Extracted records
====================
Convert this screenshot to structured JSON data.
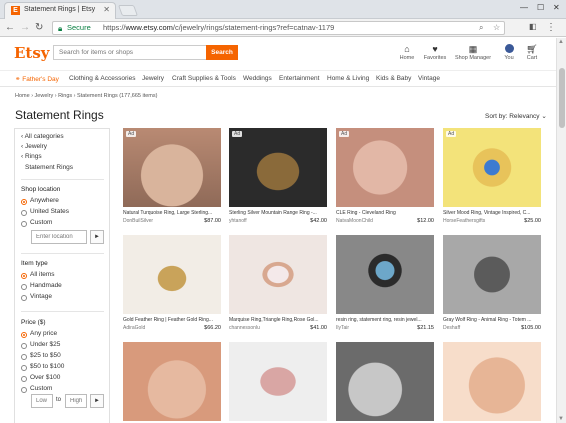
{
  "browser": {
    "tab_title": "Statement Rings | Etsy",
    "tab_favicon": "E",
    "secure_label": "Secure",
    "url_prefix": "https://",
    "url_host": "www.etsy.com",
    "url_path": "/c/jewelry/rings/statement-rings?ref=catnav-1179"
  },
  "header": {
    "logo": "Etsy",
    "search_placeholder": "Search for items or shops",
    "search_button": "Search",
    "nav": [
      {
        "label": "Home",
        "icon": "home-icon"
      },
      {
        "label": "Favorites",
        "icon": "heart-icon"
      },
      {
        "label": "Shop Manager",
        "icon": "shop-icon"
      },
      {
        "label": "You",
        "icon": "avatar"
      },
      {
        "label": "Cart",
        "icon": "cart-icon"
      }
    ]
  },
  "categories": [
    "Father's Day",
    "Clothing & Accessories",
    "Jewelry",
    "Craft Supplies & Tools",
    "Weddings",
    "Entertainment",
    "Home & Living",
    "Kids & Baby",
    "Vintage"
  ],
  "breadcrumb": "Home › Jewelry › Rings › Statement Rings (177,665 items)",
  "page_title": "Statement Rings",
  "sort_label": "Sort by: Relevancy",
  "sidebar": {
    "cat_links": [
      "All categories",
      "Jewelry",
      "Rings"
    ],
    "current_cat": "Statement Rings",
    "shop_location": {
      "heading": "Shop location",
      "options": [
        "Anywhere",
        "United States",
        "Custom"
      ],
      "selected": "Anywhere",
      "location_placeholder": "Enter location"
    },
    "item_type": {
      "heading": "Item type",
      "options": [
        "All items",
        "Handmade",
        "Vintage"
      ],
      "selected": "All items"
    },
    "price": {
      "heading": "Price ($)",
      "options": [
        "Any price",
        "Under $25",
        "$25 to $50",
        "$50 to $100",
        "Over $100",
        "Custom"
      ],
      "selected": "Any price",
      "low_placeholder": "Low",
      "to_label": "to",
      "high_placeholder": "High"
    },
    "go_glyph": "►"
  },
  "listings": [
    {
      "title": "Natural Turquoise Ring, Large Sterling...",
      "shop": "DonBuilSilver",
      "price": "$87.00",
      "ad": "Ad"
    },
    {
      "title": "Sterling Silver Mountain Range Ring -...",
      "shop": "yhtanoff",
      "price": "$42.00",
      "ad": "Ad"
    },
    {
      "title": "CLE Ring - Cleveland Ring",
      "shop": "NatvaMoonChild",
      "price": "$12.00",
      "ad": "Ad"
    },
    {
      "title": "Silver Mood Ring, Vintage Inspired, C...",
      "shop": "HorseFeathersgifts",
      "price": "$25.00",
      "ad": "Ad"
    },
    {
      "title": "Gold Feather Ring | Feather Gold Ring...",
      "shop": "AdiraGold",
      "price": "$66.20",
      "ad": ""
    },
    {
      "title": "Marquise Ring,Triangle Ring,Rose Gol...",
      "shop": "channessonlu",
      "price": "$41.00",
      "ad": ""
    },
    {
      "title": "resin ring, statement ring, resin jewel...",
      "shop": "IlyTair",
      "price": "$21.15",
      "ad": ""
    },
    {
      "title": "Gray Wolf Ring - Animal Ring - Totem ...",
      "shop": "Deshaff",
      "price": "$105.00",
      "ad": ""
    },
    {
      "title": "",
      "shop": "",
      "price": "",
      "ad": ""
    },
    {
      "title": "",
      "shop": "",
      "price": "",
      "ad": ""
    },
    {
      "title": "",
      "shop": "",
      "price": "",
      "ad": ""
    },
    {
      "title": "",
      "shop": "",
      "price": "",
      "ad": ""
    }
  ],
  "colors": {
    "brand": "#f56400",
    "secure": "#0b8043"
  }
}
====================
→ What the exercise asks: Each line in the records above should be reproduced exactly; images are not copied.

→ Solution:
Convert this screenshot to structured JSON data.
{
  "browser": {
    "tab_title": "Statement Rings | Etsy",
    "tab_favicon": "E",
    "secure_label": "Secure",
    "url_prefix": "https://",
    "url_host": "www.etsy.com",
    "url_path": "/c/jewelry/rings/statement-rings?ref=catnav-1179"
  },
  "header": {
    "logo": "Etsy",
    "search_placeholder": "Search for items or shops",
    "search_button": "Search",
    "nav": [
      {
        "label": "Home",
        "icon": "home-icon"
      },
      {
        "label": "Favorites",
        "icon": "heart-icon"
      },
      {
        "label": "Shop Manager",
        "icon": "shop-icon"
      },
      {
        "label": "You",
        "icon": "avatar"
      },
      {
        "label": "Cart",
        "icon": "cart-icon"
      }
    ]
  },
  "categories": [
    "Father's Day",
    "Clothing & Accessories",
    "Jewelry",
    "Craft Supplies & Tools",
    "Weddings",
    "Entertainment",
    "Home & Living",
    "Kids & Baby",
    "Vintage"
  ],
  "breadcrumb": "Home › Jewelry › Rings › Statement Rings (177,665 items)",
  "page_title": "Statement Rings",
  "sort_label": "Sort by: Relevancy",
  "sidebar": {
    "cat_links": [
      "All categories",
      "Jewelry",
      "Rings"
    ],
    "current_cat": "Statement Rings",
    "shop_location": {
      "heading": "Shop location",
      "options": [
        "Anywhere",
        "United States",
        "Custom"
      ],
      "selected": "Anywhere",
      "location_placeholder": "Enter location"
    },
    "item_type": {
      "heading": "Item type",
      "options": [
        "All items",
        "Handmade",
        "Vintage"
      ],
      "selected": "All items"
    },
    "price": {
      "heading": "Price ($)",
      "options": [
        "Any price",
        "Under $25",
        "$25 to $50",
        "$50 to $100",
        "Over $100",
        "Custom"
      ],
      "selected": "Any price",
      "low_placeholder": "Low",
      "to_label": "to",
      "high_placeholder": "High"
    },
    "go_glyph": "►"
  },
  "listings": [
    {
      "title": "Natural Turquoise Ring, Large Sterling...",
      "shop": "DonBuilSilver",
      "price": "$87.00",
      "ad": "Ad"
    },
    {
      "title": "Sterling Silver Mountain Range Ring -...",
      "shop": "yhtanoff",
      "price": "$42.00",
      "ad": "Ad"
    },
    {
      "title": "CLE Ring - Cleveland Ring",
      "shop": "NatvaMoonChild",
      "price": "$12.00",
      "ad": "Ad"
    },
    {
      "title": "Silver Mood Ring, Vintage Inspired, C...",
      "shop": "HorseFeathersgifts",
      "price": "$25.00",
      "ad": "Ad"
    },
    {
      "title": "Gold Feather Ring | Feather Gold Ring...",
      "shop": "AdiraGold",
      "price": "$66.20",
      "ad": ""
    },
    {
      "title": "Marquise Ring,Triangle Ring,Rose Gol...",
      "shop": "channessonlu",
      "price": "$41.00",
      "ad": ""
    },
    {
      "title": "resin ring, statement ring, resin jewel...",
      "shop": "IlyTair",
      "price": "$21.15",
      "ad": ""
    },
    {
      "title": "Gray Wolf Ring - Animal Ring - Totem ...",
      "shop": "Deshaff",
      "price": "$105.00",
      "ad": ""
    },
    {
      "title": "",
      "shop": "",
      "price": "",
      "ad": ""
    },
    {
      "title": "",
      "shop": "",
      "price": "",
      "ad": ""
    },
    {
      "title": "",
      "shop": "",
      "price": "",
      "ad": ""
    },
    {
      "title": "",
      "shop": "",
      "price": "",
      "ad": ""
    }
  ],
  "colors": {
    "brand": "#f56400",
    "secure": "#0b8043"
  }
}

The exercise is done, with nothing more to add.